• **RECORDS PROVIDED**:
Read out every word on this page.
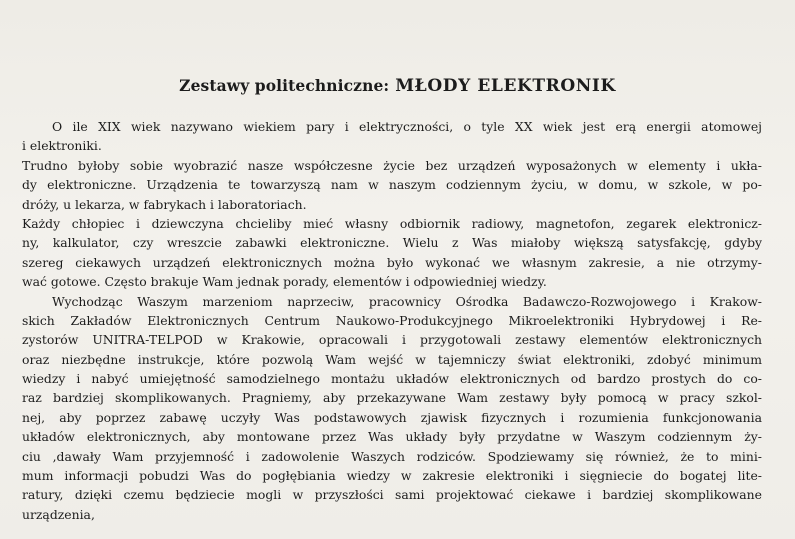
Zestawy politechniczne: MŁODY ELEKTRONIK
O ile XIX wiek nazywano wiekiem pary i elektryczności, o tyle XX wiek jest erą energii atomowej
i elektroniki.
Trudno byłoby sobie wyobrazić nasze współczesne życie bez urządzeń wyposażonych w elementy i ukła-
dy elektroniczne. Urządzenia te towarzyszą nam w naszym codziennym życiu, w domu, w szkole, w po-
dróży, u lekarza, w fabrykach i laboratoriach.
Każdy chłopiec i dziewczyna chcieliby mieć własny odbiornik radiowy, magnetofon, zegarek elektronicz-
ny, kalkulator, czy wreszcie zabawki elektroniczne. Wielu z Was miałoby większą satysfakcję, gdyby
szereg ciekawych urządzeń elektronicznych można było wykonać we własnym zakresie, a nie otrzymy-
wać gotowe. Często brakuje Wam jednak porady, elementów i odpowiedniej wiedzy.
Wychodząc Waszym marzeniom naprzeciw, pracownicy Ośrodka Badawczo-Rozwojowego i Krakow-
skich Zakładów Elektronicznych Centrum Naukowo-Produkcyjnego Mikroelektroniki Hybrydowej i Re-
zystorów UNITRA-TELPOD w Krakowie, opracowali i przygotowali zestawy elementów elektronicznych
oraz niezbędne instrukcje, które pozwolą Wam wejść w tajemniczy świat elektroniki, zdobyć minimum
wiedzy i nabyć umiejętność samodzielnego montażu układów elektronicznych od bardzo prostych do co-
raz bardziej skomplikowanych. Pragniemy, aby przekazywane Wam zestawy były pomocą w pracy szkol-
nej, aby poprzez zabawę uczyły Was podstawowych zjawisk fizycznych i rozumienia funkcjonowania
układów elektronicznych, aby montowane przez Was układy były przydatne w Waszym codziennym ży-
ciu ,dawały Wam przyjemność i zadowolenie Waszych rodziców. Spodziewamy się również, że to mini-
mum informacji pobudzi Was do pogłębiania wiedzy w zakresie elektroniki i sięgniecie do bogatej lite-
ratury, dzięki czemu będziecie mogli w przyszłości sami projektować ciekawe i bardziej skomplikowane
urządzenia,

• **WORK TO BE COMPLETED**:
Exclude the images and reproduce the remaining data exactly.

• **EXPECTED OUTPUT**:
Read out every word on this page.
Zestawy politechniczne: MŁODY ELEKTRONIK
O ile XIX wiek nazywano wiekiem pary i elektryczności, o tyle XX wiek jest erą energii atomowej
i elektroniki.
Trudno byłoby sobie wyobrazić nasze współczesne życie bez urządzeń wyposażonych w elementy i ukła-
dy elektroniczne. Urządzenia te towarzyszą nam w naszym codziennym życiu, w domu, w szkole, w po-
dróży, u lekarza, w fabrykach i laboratoriach.
Każdy chłopiec i dziewczyna chcieliby mieć własny odbiornik radiowy, magnetofon, zegarek elektronicz-
ny, kalkulator, czy wreszcie zabawki elektroniczne. Wielu z Was miałoby większą satysfakcję, gdyby
szereg ciekawych urządzeń elektronicznych można było wykonać we własnym zakresie, a nie otrzymy-
wać gotowe. Często brakuje Wam jednak porady, elementów i odpowiedniej wiedzy.
Wychodząc Waszym marzeniom naprzeciw, pracownicy Ośrodka Badawczo-Rozwojowego i Krakow-
skich Zakładów Elektronicznych Centrum Naukowo-Produkcyjnego Mikroelektroniki Hybrydowej i Re-
zystorów UNITRA-TELPOD w Krakowie, opracowali i przygotowali zestawy elementów elektronicznych
oraz niezbędne instrukcje, które pozwolą Wam wejść w tajemniczy świat elektroniki, zdobyć minimum
wiedzy i nabyć umiejętność samodzielnego montażu układów elektronicznych od bardzo prostych do co-
raz bardziej skomplikowanych. Pragniemy, aby przekazywane Wam zestawy były pomocą w pracy szkol-
nej, aby poprzez zabawę uczyły Was podstawowych zjawisk fizycznych i rozumienia funkcjonowania
układów elektronicznych, aby montowane przez Was układy były przydatne w Waszym codziennym ży-
ciu ,dawały Wam przyjemność i zadowolenie Waszych rodziców. Spodziewamy się również, że to mini-
mum informacji pobudzi Was do pogłębiania wiedzy w zakresie elektroniki i sięgniecie do bogatej lite-
ratury, dzięki czemu będziecie mogli w przyszłości sami projektować ciekawe i bardziej skomplikowane
urządzenia,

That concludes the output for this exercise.